[Begin Record extracts]
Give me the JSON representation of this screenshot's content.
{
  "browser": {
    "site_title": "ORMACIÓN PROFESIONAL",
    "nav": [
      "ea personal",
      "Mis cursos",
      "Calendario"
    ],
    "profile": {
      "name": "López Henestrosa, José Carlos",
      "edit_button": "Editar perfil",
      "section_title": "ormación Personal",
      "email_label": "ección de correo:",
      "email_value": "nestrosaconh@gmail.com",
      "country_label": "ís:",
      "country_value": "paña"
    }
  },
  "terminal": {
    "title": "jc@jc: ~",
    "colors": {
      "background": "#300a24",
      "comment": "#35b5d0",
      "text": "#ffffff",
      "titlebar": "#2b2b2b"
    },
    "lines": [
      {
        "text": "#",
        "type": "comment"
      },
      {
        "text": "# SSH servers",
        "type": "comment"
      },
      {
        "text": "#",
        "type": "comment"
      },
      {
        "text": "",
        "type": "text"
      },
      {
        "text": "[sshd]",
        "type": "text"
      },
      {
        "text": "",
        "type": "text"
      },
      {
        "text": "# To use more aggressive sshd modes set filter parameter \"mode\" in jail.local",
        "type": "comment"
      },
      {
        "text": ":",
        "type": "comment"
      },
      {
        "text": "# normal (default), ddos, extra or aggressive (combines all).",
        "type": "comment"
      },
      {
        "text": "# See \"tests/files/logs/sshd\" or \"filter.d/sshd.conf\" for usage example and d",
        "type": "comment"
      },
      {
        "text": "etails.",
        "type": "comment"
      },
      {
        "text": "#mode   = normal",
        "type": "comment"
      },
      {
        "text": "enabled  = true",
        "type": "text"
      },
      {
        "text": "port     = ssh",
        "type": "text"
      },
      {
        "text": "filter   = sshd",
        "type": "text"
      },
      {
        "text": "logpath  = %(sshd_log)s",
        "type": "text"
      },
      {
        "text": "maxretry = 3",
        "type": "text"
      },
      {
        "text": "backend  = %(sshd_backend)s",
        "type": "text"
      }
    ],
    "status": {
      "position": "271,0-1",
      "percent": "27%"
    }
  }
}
[End Record extracts]
■ What you have to do ■
Return every record, word for word.

■ Full response ■
Give me the JSON representation of this screenshot's content.
{
  "browser": {
    "site_title": "ORMACIÓN PROFESIONAL",
    "nav": [
      "ea personal",
      "Mis cursos",
      "Calendario"
    ],
    "profile": {
      "name": "López Henestrosa, José Carlos",
      "edit_button": "Editar perfil",
      "section_title": "ormación Personal",
      "email_label": "ección de correo:",
      "email_value": "nestrosaconh@gmail.com",
      "country_label": "ís:",
      "country_value": "paña"
    }
  },
  "terminal": {
    "title": "jc@jc: ~",
    "colors": {
      "background": "#300a24",
      "comment": "#35b5d0",
      "text": "#ffffff",
      "titlebar": "#2b2b2b"
    },
    "lines": [
      {
        "text": "#",
        "type": "comment"
      },
      {
        "text": "# SSH servers",
        "type": "comment"
      },
      {
        "text": "#",
        "type": "comment"
      },
      {
        "text": "",
        "type": "text"
      },
      {
        "text": "[sshd]",
        "type": "text"
      },
      {
        "text": "",
        "type": "text"
      },
      {
        "text": "# To use more aggressive sshd modes set filter parameter \"mode\" in jail.local",
        "type": "comment"
      },
      {
        "text": ":",
        "type": "comment"
      },
      {
        "text": "# normal (default), ddos, extra or aggressive (combines all).",
        "type": "comment"
      },
      {
        "text": "# See \"tests/files/logs/sshd\" or \"filter.d/sshd.conf\" for usage example and d",
        "type": "comment"
      },
      {
        "text": "etails.",
        "type": "comment"
      },
      {
        "text": "#mode   = normal",
        "type": "comment"
      },
      {
        "text": "enabled  = true",
        "type": "text"
      },
      {
        "text": "port     = ssh",
        "type": "text"
      },
      {
        "text": "filter   = sshd",
        "type": "text"
      },
      {
        "text": "logpath  = %(sshd_log)s",
        "type": "text"
      },
      {
        "text": "maxretry = 3",
        "type": "text"
      },
      {
        "text": "backend  = %(sshd_backend)s",
        "type": "text"
      }
    ],
    "status": {
      "position": "271,0-1",
      "percent": "27%"
    }
  }
}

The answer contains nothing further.